The exercise: Repeat each entry in full, exactly.

Dataset:
──────────
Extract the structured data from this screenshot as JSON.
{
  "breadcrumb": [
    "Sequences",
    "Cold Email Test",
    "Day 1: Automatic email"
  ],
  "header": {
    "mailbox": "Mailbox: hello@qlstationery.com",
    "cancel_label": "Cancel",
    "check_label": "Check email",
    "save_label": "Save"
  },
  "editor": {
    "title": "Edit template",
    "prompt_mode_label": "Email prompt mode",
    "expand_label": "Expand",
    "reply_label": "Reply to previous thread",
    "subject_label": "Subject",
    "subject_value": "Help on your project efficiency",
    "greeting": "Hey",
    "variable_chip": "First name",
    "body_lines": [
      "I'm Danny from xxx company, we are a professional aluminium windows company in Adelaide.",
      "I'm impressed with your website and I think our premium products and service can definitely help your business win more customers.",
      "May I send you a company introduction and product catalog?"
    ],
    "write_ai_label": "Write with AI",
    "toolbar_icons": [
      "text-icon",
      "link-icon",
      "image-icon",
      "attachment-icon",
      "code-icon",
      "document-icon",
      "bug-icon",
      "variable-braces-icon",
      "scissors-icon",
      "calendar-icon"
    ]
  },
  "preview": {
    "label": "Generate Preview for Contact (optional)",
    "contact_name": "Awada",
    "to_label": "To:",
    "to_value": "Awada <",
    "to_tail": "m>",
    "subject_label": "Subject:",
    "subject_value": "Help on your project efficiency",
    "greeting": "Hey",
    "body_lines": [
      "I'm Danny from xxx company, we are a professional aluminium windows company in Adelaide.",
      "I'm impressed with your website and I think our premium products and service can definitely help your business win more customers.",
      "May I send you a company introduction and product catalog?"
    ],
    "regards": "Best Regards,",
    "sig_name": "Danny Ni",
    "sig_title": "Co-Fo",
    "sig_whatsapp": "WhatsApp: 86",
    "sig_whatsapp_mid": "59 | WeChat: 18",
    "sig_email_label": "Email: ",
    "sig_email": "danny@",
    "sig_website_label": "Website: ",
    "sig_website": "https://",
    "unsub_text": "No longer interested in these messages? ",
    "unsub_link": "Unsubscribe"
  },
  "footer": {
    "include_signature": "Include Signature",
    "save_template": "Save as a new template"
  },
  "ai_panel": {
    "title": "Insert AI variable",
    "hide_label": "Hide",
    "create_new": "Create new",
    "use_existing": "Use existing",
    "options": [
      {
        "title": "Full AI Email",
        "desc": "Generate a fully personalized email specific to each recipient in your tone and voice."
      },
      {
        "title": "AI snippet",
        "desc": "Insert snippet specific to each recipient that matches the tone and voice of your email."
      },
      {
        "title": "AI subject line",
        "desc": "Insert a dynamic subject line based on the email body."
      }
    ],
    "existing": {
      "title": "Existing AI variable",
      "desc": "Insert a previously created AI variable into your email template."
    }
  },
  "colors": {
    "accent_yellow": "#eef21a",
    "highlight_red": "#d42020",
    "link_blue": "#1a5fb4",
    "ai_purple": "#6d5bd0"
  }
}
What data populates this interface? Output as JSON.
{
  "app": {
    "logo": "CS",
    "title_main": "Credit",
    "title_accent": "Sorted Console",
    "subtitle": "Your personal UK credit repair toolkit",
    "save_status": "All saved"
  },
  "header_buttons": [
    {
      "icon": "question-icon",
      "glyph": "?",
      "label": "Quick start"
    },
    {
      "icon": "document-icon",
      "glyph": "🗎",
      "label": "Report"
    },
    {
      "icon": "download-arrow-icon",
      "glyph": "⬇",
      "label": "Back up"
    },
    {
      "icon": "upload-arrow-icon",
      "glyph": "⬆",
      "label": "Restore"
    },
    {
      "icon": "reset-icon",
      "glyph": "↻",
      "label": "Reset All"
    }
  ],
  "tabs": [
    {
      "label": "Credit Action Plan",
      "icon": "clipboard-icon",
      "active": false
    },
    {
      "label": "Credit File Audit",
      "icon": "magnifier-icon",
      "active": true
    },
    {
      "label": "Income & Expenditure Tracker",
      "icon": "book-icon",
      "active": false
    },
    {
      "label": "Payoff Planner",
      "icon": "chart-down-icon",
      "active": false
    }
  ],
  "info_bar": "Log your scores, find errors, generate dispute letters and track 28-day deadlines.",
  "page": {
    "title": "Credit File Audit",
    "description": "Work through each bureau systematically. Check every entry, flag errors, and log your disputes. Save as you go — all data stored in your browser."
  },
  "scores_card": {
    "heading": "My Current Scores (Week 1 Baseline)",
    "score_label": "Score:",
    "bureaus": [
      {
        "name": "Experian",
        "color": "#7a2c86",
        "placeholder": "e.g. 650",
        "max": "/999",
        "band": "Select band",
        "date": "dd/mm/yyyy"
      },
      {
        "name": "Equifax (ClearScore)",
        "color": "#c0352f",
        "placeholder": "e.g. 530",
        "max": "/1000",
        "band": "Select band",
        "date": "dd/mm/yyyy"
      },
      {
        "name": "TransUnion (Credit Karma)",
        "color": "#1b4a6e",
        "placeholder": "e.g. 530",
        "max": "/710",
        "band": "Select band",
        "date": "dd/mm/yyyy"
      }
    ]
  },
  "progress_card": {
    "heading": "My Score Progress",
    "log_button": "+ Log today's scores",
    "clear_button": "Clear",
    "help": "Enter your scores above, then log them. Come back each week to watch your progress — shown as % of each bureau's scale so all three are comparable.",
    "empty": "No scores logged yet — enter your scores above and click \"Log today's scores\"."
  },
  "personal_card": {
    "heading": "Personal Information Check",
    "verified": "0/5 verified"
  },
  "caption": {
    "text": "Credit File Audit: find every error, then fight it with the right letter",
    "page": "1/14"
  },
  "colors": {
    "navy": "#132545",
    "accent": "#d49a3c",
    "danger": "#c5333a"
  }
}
──────────
Output of the exercise:
Extract the structured data from this screenshot as JSON.
{
  "breadcrumb": [
    "Sequences",
    "Cold Email Test",
    "Day 1: Automatic email"
  ],
  "header": {
    "mailbox": "Mailbox: hello@qlstationery.com",
    "cancel_label": "Cancel",
    "check_label": "Check email",
    "save_label": "Save"
  },
  "editor": {
    "title": "Edit template",
    "prompt_mode_label": "Email prompt mode",
    "expand_label": "Expand",
    "reply_label": "Reply to previous thread",
    "subject_label": "Subject",
    "subject_value": "Help on your project efficiency",
    "greeting": "Hey",
    "variable_chip": "First name",
    "body_lines": [
      "I'm Danny from xxx company, we are a professional aluminium windows company in Adelaide.",
      "I'm impressed with your website and I think our premium products and service can definitely help your business win more customers.",
      "May I send you a company introduction and product catalog?"
    ],
    "write_ai_label": "Write with AI",
    "toolbar_icons": [
      "text-icon",
      "link-icon",
      "image-icon",
      "attachment-icon",
      "code-icon",
      "document-icon",
      "bug-icon",
      "variable-braces-icon",
      "scissors-icon",
      "calendar-icon"
    ]
  },
  "preview": {
    "label": "Generate Preview for Contact (optional)",
    "contact_name": "Awada",
    "to_label": "To:",
    "to_value": "Awada <",
    "to_tail": "m>",
    "subject_label": "Subject:",
    "subject_value": "Help on your project efficiency",
    "greeting": "Hey",
    "body_lines": [
      "I'm Danny from xxx company, we are a professional aluminium windows company in Adelaide.",
      "I'm impressed with your website and I think our premium products and service can definitely help your business win more customers.",
      "May I send you a company introduction and product catalog?"
    ],
    "regards": "Best Regards,",
    "sig_name": "Danny Ni",
    "sig_title": "Co-Fo",
    "sig_whatsapp": "WhatsApp: 86",
    "sig_whatsapp_mid": "59 | WeChat: 18",
    "sig_email_label": "Email: ",
    "sig_email": "danny@",
    "sig_website_label": "Website: ",
    "sig_website": "https://",
    "unsub_text": "No longer interested in these messages? ",
    "unsub_link": "Unsubscribe"
  },
  "footer": {
    "include_signature": "Include Signature",
    "save_template": "Save as a new template"
  },
  "ai_panel": {
    "title": "Insert AI variable",
    "hide_label": "Hide",
    "create_new": "Create new",
    "use_existing": "Use existing",
    "options": [
      {
        "title": "Full AI Email",
        "desc": "Generate a fully personalized email specific to each recipient in your tone and voice."
      },
      {
        "title": "AI snippet",
        "desc": "Insert snippet specific to each recipient that matches the tone and voice of your email."
      },
      {
        "title": "AI subject line",
        "desc": "Insert a dynamic subject line based on the email body."
      }
    ],
    "existing": {
      "title": "Existing AI variable",
      "desc": "Insert a previously created AI variable into your email template."
    }
  },
  "colors": {
    "accent_yellow": "#eef21a",
    "highlight_red": "#d42020",
    "link_blue": "#1a5fb4",
    "ai_purple": "#6d5bd0"
  }
}
What data populates this interface? Output as JSON.
{
  "app": {
    "logo": "CS",
    "title_main": "Credit",
    "title_accent": "Sorted Console",
    "subtitle": "Your personal UK credit repair toolkit",
    "save_status": "All saved"
  },
  "header_buttons": [
    {
      "icon": "question-icon",
      "glyph": "?",
      "label": "Quick start"
    },
    {
      "icon": "document-icon",
      "glyph": "🗎",
      "label": "Report"
    },
    {
      "icon": "download-arrow-icon",
      "glyph": "⬇",
      "label": "Back up"
    },
    {
      "icon": "upload-arrow-icon",
      "glyph": "⬆",
      "label": "Restore"
    },
    {
      "icon": "reset-icon",
      "glyph": "↻",
      "label": "Reset All"
    }
  ],
  "tabs": [
    {
      "label": "Credit Action Plan",
      "icon": "clipboard-icon",
      "active": false
    },
    {
      "label": "Credit File Audit",
      "icon": "magnifier-icon",
      "active": true
    },
    {
      "label": "Income & Expenditure Tracker",
      "icon": "book-icon",
      "active": false
    },
    {
      "label": "Payoff Planner",
      "icon": "chart-down-icon",
      "active": false
    }
  ],
  "info_bar": "Log your scores, find errors, generate dispute letters and track 28-day deadlines.",
  "page": {
    "title": "Credit File Audit",
    "description": "Work through each bureau systematically. Check every entry, flag errors, and log your disputes. Save as you go — all data stored in your browser."
  },
  "scores_card": {
    "heading": "My Current Scores (Week 1 Baseline)",
    "score_label": "Score:",
    "bureaus": [
      {
        "name": "Experian",
        "color": "#7a2c86",
        "placeholder": "e.g. 650",
        "max": "/999",
        "band": "Select band",
        "date": "dd/mm/yyyy"
      },
      {
        "name": "Equifax (ClearScore)",
        "color": "#c0352f",
        "placeholder": "e.g. 530",
        "max": "/1000",
        "band": "Select band",
        "date": "dd/mm/yyyy"
      },
      {
        "name": "TransUnion (Credit Karma)",
        "color": "#1b4a6e",
        "placeholder": "e.g. 530",
        "max": "/710",
        "band": "Select band",
        "date": "dd/mm/yyyy"
      }
    ]
  },
  "progress_card": {
    "heading": "My Score Progress",
    "log_button": "+ Log today's scores",
    "clear_button": "Clear",
    "help": "Enter your scores above, then log them. Come back each week to watch your progress — shown as % of each bureau's scale so all three are comparable.",
    "empty": "No scores logged yet — enter your scores above and click \"Log today's scores\"."
  },
  "personal_card": {
    "heading": "Personal Information Check",
    "verified": "0/5 verified"
  },
  "caption": {
    "text": "Credit File Audit: find every error, then fight it with the right letter",
    "page": "1/14"
  },
  "colors": {
    "navy": "#132545",
    "accent": "#d49a3c",
    "danger": "#c5333a"
  }
}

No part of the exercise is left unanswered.